14, Jan 2017 by Philippe de Briey">Philippe de Briey in terrorisme     , , , ,   No Comments

 

Les journalistes Christophe Lamfalussy (La Libre) et Jean-Pierre Martin (RTL) se sont plongés dans « cet étrange creuset du terrorisme » qu’est Molenbeek. Leur but : « comprendre l’explosion d’un islam radical au cœur de l’Europe ». Il en ressort un livre, « Molenbeek-sur-Djihad » (en librairie à partir de ce jeudi 19 janvier), où les deux reporters dépeignent la commune, ses habitants, son histoire, sa situation sociale, ses dérives, les faiblesses de ses politiques… Christophe Lamfalussy et Jean-Pierre Martin sont les Invités du samedi de LaLibre.be.

Extraits de La Libre Belgique, Abonnés, par Jonas Legge & Dorian de Meeûs , Publié le samedi 14 janvier 2017 à 11h48.

Quels sont les éléments prégnants qui ont amené Molenbeek à devenir la « base arrière » du djihad ?

Jean-Pierre Martin (JPM) : Je dirais sa topographie puisque Molenbeek est une sorte de banlieue dans la ville, avec ses propres spécificités sociales. Dans certains quartiers, le taux de chômage est de plus de 50% pour les 20-25 ans. De nombreux trafics s’y développent. Cette commune a souffert d’un désintérêt pendant plusieurs décennies et des gens ont pu y vivre dans une sorte de clandestinité en toute impunité. Ils ont pu faire grandir l’un ou l’autre réseau à travers des relations familiales, claniques, d’amitié… (…)

Dans le livre, vous pointez le laxisme des politiques. Sont-ils responsables de la situation?

====

## [CONSIGNE A]
Recopiez à l'identique les lignes des enregistrements, en partant du début et en vous arrêtant après la ligne contenant « highlights on face [228,398,272,451] », celle-ci comprise.

## [ENREGISTREMENTS FOURNIS]
====

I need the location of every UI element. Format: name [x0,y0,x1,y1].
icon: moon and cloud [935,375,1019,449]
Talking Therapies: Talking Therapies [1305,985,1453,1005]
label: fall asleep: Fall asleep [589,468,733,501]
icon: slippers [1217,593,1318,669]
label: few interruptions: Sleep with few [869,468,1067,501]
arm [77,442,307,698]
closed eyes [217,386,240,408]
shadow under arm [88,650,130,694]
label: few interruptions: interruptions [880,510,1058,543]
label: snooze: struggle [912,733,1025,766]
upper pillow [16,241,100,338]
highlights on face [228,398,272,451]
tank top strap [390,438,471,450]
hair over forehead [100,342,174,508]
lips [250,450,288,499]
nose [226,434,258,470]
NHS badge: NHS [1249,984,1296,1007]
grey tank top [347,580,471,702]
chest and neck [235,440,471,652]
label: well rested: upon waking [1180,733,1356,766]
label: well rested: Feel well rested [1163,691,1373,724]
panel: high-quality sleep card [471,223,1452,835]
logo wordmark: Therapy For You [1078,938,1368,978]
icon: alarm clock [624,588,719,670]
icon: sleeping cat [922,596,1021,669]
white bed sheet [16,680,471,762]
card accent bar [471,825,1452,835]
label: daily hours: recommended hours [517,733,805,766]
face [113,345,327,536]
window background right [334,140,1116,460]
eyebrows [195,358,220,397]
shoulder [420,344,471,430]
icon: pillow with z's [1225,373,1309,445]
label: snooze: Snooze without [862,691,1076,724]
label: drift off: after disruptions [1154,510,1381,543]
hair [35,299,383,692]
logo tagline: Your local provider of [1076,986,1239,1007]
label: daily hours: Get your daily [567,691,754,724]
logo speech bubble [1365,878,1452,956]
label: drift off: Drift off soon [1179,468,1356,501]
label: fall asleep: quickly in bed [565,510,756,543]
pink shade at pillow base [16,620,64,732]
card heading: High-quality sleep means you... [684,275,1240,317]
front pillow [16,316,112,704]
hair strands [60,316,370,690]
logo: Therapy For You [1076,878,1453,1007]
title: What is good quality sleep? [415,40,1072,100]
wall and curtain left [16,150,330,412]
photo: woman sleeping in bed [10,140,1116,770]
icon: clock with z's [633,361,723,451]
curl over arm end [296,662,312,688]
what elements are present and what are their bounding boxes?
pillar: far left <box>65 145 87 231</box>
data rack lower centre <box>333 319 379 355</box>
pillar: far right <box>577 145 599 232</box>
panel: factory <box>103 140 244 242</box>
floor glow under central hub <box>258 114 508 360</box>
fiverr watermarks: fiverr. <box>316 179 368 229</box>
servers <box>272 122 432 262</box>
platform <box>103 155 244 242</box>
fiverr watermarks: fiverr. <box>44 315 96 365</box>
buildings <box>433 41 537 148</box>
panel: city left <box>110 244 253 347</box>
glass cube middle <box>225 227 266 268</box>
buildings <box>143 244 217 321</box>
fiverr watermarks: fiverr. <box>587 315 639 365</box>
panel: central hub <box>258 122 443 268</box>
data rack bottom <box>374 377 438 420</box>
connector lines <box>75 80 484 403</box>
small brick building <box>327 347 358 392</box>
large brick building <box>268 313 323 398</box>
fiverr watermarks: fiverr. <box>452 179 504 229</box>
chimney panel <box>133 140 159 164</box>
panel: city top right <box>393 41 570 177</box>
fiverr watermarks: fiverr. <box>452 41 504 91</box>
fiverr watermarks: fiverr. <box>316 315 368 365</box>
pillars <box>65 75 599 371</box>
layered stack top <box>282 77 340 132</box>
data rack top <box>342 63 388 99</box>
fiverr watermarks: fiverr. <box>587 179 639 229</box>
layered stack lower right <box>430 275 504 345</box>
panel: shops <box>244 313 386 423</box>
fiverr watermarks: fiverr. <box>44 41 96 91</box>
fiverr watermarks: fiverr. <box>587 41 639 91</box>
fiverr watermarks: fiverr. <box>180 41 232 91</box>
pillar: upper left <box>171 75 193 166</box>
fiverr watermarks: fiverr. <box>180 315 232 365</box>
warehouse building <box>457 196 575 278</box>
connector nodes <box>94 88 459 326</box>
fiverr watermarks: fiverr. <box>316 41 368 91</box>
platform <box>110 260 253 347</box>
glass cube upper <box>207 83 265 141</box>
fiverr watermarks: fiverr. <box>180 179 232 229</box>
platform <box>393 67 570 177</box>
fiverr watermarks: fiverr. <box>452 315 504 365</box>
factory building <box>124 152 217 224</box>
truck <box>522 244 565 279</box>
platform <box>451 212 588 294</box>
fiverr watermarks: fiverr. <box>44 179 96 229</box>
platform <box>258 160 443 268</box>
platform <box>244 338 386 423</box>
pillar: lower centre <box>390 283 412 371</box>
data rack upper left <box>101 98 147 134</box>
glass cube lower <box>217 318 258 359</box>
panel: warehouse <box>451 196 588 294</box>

====

## [CONSIGNE B]
Prolongez le texte sur Molenbeek et le djihad à partir de l'endroit où il s'arrête.

## [RÉPONSE A]
I need the location of every UI element. Format: name [x0,y0,x1,y1].
icon: moon and cloud [935,375,1019,449]
Talking Therapies: Talking Therapies [1305,985,1453,1005]
label: fall asleep: Fall asleep [589,468,733,501]
icon: slippers [1217,593,1318,669]
label: few interruptions: Sleep with few [869,468,1067,501]
arm [77,442,307,698]
closed eyes [217,386,240,408]
shadow under arm [88,650,130,694]
label: few interruptions: interruptions [880,510,1058,543]
label: snooze: struggle [912,733,1025,766]
upper pillow [16,241,100,338]
highlights on face [228,398,272,451]

## [RÉPONSE B]
Christophe Lamfalussy (CL) : Le politique n’a pas vu ce qui se passait. La Belgique a manqué de connaissance de l’islam et de l’islamisme. C’est une tradition belge : on accueille depuis des décennies des réfugiés politiques. Mais parmi ces réfugiés venant de Tunisie, du Maroc ou d’Algérie, on a aussi accueilli des franges très radicales qui ont prospéré dans Bruxelles, et particulièrement à Molenbeek.

JPM : La politique a fait preuve de déni. François Schepmans, l’actuelle bourgmestre (MR) de Molenbeek utilise le mot. D’après elle, ce déni a longtemps été généralisé. Lorsqu’elle attirait l’attention de son parti sur cette problématique, on lui rétorquait « mais avec quoi tu viens ? ».

(…)

Vous affirmez qu’une fois cette population installée, les politiques ont fait preuve de « clientélisme » à son égard.

JPM : Début 2000, le gouvernement fédéral – formé des libéraux et socialistes – a plus facilement accordé la nationalité, a régularisé. Le PS a pris conscience de l’importance de cette communauté, surtout dans Bruxelles.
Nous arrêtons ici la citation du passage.